* _Exercise objective_
Write out the material below again, unchanged.
Start Exercise input
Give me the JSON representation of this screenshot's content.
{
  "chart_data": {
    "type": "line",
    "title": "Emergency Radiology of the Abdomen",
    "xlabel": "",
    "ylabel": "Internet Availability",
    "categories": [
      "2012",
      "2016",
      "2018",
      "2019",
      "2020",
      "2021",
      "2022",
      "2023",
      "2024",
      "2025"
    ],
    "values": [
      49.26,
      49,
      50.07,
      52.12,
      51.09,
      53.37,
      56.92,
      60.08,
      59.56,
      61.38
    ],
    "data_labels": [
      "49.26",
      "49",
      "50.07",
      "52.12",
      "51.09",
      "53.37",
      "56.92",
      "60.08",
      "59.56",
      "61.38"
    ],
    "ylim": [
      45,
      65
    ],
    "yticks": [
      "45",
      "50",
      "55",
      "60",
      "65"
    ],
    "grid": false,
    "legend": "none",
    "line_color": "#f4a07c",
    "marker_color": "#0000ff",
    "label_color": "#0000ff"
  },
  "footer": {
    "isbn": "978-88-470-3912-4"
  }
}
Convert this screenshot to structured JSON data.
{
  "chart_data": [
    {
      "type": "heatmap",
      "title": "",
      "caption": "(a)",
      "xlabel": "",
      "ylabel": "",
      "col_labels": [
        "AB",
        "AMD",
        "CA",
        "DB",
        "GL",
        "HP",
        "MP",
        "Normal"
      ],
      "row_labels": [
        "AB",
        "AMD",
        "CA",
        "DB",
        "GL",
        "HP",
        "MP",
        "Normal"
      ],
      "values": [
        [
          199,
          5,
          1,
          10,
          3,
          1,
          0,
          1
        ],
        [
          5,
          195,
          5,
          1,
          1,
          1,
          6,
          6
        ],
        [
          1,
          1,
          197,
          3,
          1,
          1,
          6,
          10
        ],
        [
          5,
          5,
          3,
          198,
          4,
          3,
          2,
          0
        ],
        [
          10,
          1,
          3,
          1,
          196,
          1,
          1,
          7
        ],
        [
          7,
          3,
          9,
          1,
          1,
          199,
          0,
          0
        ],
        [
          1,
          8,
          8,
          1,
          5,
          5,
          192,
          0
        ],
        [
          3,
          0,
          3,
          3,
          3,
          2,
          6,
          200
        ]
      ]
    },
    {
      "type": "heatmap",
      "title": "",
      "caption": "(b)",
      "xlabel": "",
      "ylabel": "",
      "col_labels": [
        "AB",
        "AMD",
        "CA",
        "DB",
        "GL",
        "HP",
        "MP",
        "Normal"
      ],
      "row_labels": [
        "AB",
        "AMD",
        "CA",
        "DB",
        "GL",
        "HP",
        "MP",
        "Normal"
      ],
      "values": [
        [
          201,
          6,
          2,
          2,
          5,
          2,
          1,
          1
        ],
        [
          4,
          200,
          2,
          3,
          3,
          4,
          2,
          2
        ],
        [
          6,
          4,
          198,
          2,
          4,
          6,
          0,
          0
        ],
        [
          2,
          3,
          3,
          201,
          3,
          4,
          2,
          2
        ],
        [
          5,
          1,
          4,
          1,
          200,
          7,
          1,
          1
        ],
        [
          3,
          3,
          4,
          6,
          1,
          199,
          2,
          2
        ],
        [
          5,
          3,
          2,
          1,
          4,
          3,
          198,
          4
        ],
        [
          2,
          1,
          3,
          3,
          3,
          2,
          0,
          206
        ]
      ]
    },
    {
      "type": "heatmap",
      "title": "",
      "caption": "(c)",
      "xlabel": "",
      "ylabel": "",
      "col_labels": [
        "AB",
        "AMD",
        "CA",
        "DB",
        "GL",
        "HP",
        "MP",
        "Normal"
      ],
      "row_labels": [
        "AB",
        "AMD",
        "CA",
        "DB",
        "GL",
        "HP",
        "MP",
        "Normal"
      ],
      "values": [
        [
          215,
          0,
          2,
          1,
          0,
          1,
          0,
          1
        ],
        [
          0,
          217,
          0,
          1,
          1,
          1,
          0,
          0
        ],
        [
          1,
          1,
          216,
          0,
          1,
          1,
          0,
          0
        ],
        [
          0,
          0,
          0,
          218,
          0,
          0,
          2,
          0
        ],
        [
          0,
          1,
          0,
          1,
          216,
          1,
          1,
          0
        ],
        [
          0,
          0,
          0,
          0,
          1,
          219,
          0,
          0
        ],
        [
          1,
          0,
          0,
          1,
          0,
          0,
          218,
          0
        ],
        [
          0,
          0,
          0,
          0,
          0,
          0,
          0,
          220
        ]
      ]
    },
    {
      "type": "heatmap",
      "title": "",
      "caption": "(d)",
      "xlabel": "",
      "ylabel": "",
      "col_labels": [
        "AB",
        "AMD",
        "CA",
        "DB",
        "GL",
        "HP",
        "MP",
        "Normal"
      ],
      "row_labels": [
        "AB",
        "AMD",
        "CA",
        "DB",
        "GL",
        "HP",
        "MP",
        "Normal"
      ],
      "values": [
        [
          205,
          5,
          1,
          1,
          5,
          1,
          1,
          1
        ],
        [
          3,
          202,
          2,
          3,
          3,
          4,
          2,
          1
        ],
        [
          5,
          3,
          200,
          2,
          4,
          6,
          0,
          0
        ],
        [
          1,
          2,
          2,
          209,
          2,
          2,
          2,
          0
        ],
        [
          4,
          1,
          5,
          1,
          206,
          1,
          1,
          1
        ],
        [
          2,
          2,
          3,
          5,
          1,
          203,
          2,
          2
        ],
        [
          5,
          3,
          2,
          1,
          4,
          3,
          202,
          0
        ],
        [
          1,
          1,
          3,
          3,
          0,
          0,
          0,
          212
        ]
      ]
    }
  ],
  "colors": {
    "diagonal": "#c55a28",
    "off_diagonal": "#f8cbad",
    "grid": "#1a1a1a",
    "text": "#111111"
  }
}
End Exercise input
* _Written answer_
Give me the JSON representation of this screenshot's content.
{
  "chart_data": {
    "type": "line",
    "title": "Emergency Radiology of the Abdomen",
    "xlabel": "",
    "ylabel": "Internet Availability",
    "categories": [
      "2012",
      "2016",
      "2018",
      "2019",
      "2020",
      "2021",
      "2022",
      "2023",
      "2024",
      "2025"
    ],
    "values": [
      49.26,
      49,
      50.07,
      52.12,
      51.09,
      53.37,
      56.92,
      60.08,
      59.56,
      61.38
    ],
    "data_labels": [
      "49.26",
      "49",
      "50.07",
      "52.12",
      "51.09",
      "53.37",
      "56.92",
      "60.08",
      "59.56",
      "61.38"
    ],
    "ylim": [
      45,
      65
    ],
    "yticks": [
      "45",
      "50",
      "55",
      "60",
      "65"
    ],
    "grid": false,
    "legend": "none",
    "line_color": "#f4a07c",
    "marker_color": "#0000ff",
    "label_color": "#0000ff"
  },
  "footer": {
    "isbn": "978-88-470-3912-4"
  }
}
Convert this screenshot to structured JSON data.
{
  "chart_data": [
    {
      "type": "heatmap",
      "title": "",
      "caption": "(a)",
      "xlabel": "",
      "ylabel": "",
      "col_labels": [
        "AB",
        "AMD",
        "CA",
        "DB",
        "GL",
        "HP",
        "MP",
        "Normal"
      ],
      "row_labels": [
        "AB",
        "AMD",
        "CA",
        "DB",
        "GL",
        "HP",
        "MP",
        "Normal"
      ],
      "values": [
        [
          199,
          5,
          1,
          10,
          3,
          1,
          0,
          1
        ],
        [
          5,
          195,
          5,
          1,
          1,
          1,
          6,
          6
        ],
        [
          1,
          1,
          197,
          3,
          1,
          1,
          6,
          10
        ],
        [
          5,
          5,
          3,
          198,
          4,
          3,
          2,
          0
        ],
        [
          10,
          1,
          3,
          1,
          196,
          1,
          1,
          7
        ],
        [
          7,
          3,
          9,
          1,
          1,
          199,
          0,
          0
        ],
        [
          1,
          8,
          8,
          1,
          5,
          5,
          192,
          0
        ],
        [
          3,
          0,
          3,
          3,
          3,
          2,
          6,
          200
        ]
      ]
    },
    {
      "type": "heatmap",
      "title": "",
      "caption": "(b)",
      "xlabel": "",
      "ylabel": "",
      "col_labels": [
        "AB",
        "AMD",
        "CA",
        "DB",
        "GL",
        "HP",
        "MP",
        "Normal"
      ],
      "row_labels": [
        "AB",
        "AMD",
        "CA",
        "DB",
        "GL",
        "HP",
        "MP",
        "Normal"
      ],
      "values": [
        [
          201,
          6,
          2,
          2,
          5,
          2,
          1,
          1
        ],
        [
          4,
          200,
          2,
          3,
          3,
          4,
          2,
          2
        ],
        [
          6,
          4,
          198,
          2,
          4,
          6,
          0,
          0
        ],
        [
          2,
          3,
          3,
          201,
          3,
          4,
          2,
          2
        ],
        [
          5,
          1,
          4,
          1,
          200,
          7,
          1,
          1
        ],
        [
          3,
          3,
          4,
          6,
          1,
          199,
          2,
          2
        ],
        [
          5,
          3,
          2,
          1,
          4,
          3,
          198,
          4
        ],
        [
          2,
          1,
          3,
          3,
          3,
          2,
          0,
          206
        ]
      ]
    },
    {
      "type": "heatmap",
      "title": "",
      "caption": "(c)",
      "xlabel": "",
      "ylabel": "",
      "col_labels": [
        "AB",
        "AMD",
        "CA",
        "DB",
        "GL",
        "HP",
        "MP",
        "Normal"
      ],
      "row_labels": [
        "AB",
        "AMD",
        "CA",
        "DB",
        "GL",
        "HP",
        "MP",
        "Normal"
      ],
      "values": [
        [
          215,
          0,
          2,
          1,
          0,
          1,
          0,
          1
        ],
        [
          0,
          217,
          0,
          1,
          1,
          1,
          0,
          0
        ],
        [
          1,
          1,
          216,
          0,
          1,
          1,
          0,
          0
        ],
        [
          0,
          0,
          0,
          218,
          0,
          0,
          2,
          0
        ],
        [
          0,
          1,
          0,
          1,
          216,
          1,
          1,
          0
        ],
        [
          0,
          0,
          0,
          0,
          1,
          219,
          0,
          0
        ],
        [
          1,
          0,
          0,
          1,
          0,
          0,
          218,
          0
        ],
        [
          0,
          0,
          0,
          0,
          0,
          0,
          0,
          220
        ]
      ]
    },
    {
      "type": "heatmap",
      "title": "",
      "caption": "(d)",
      "xlabel": "",
      "ylabel": "",
      "col_labels": [
        "AB",
        "AMD",
        "CA",
        "DB",
        "GL",
        "HP",
        "MP",
        "Normal"
      ],
      "row_labels": [
        "AB",
        "AMD",
        "CA",
        "DB",
        "GL",
        "HP",
        "MP",
        "Normal"
      ],
      "values": [
        [
          205,
          5,
          1,
          1,
          5,
          1,
          1,
          1
        ],
        [
          3,
          202,
          2,
          3,
          3,
          4,
          2,
          1
        ],
        [
          5,
          3,
          200,
          2,
          4,
          6,
          0,
          0
        ],
        [
          1,
          2,
          2,
          209,
          2,
          2,
          2,
          0
        ],
        [
          4,
          1,
          5,
          1,
          206,
          1,
          1,
          1
        ],
        [
          2,
          2,
          3,
          5,
          1,
          203,
          2,
          2
        ],
        [
          5,
          3,
          2,
          1,
          4,
          3,
          202,
          0
        ],
        [
          1,
          1,
          3,
          3,
          0,
          0,
          0,
          212
        ]
      ]
    }
  ],
  "colors": {
    "diagonal": "#c55a28",
    "off_diagonal": "#f8cbad",
    "grid": "#1a1a1a",
    "text": "#111111"
  }
}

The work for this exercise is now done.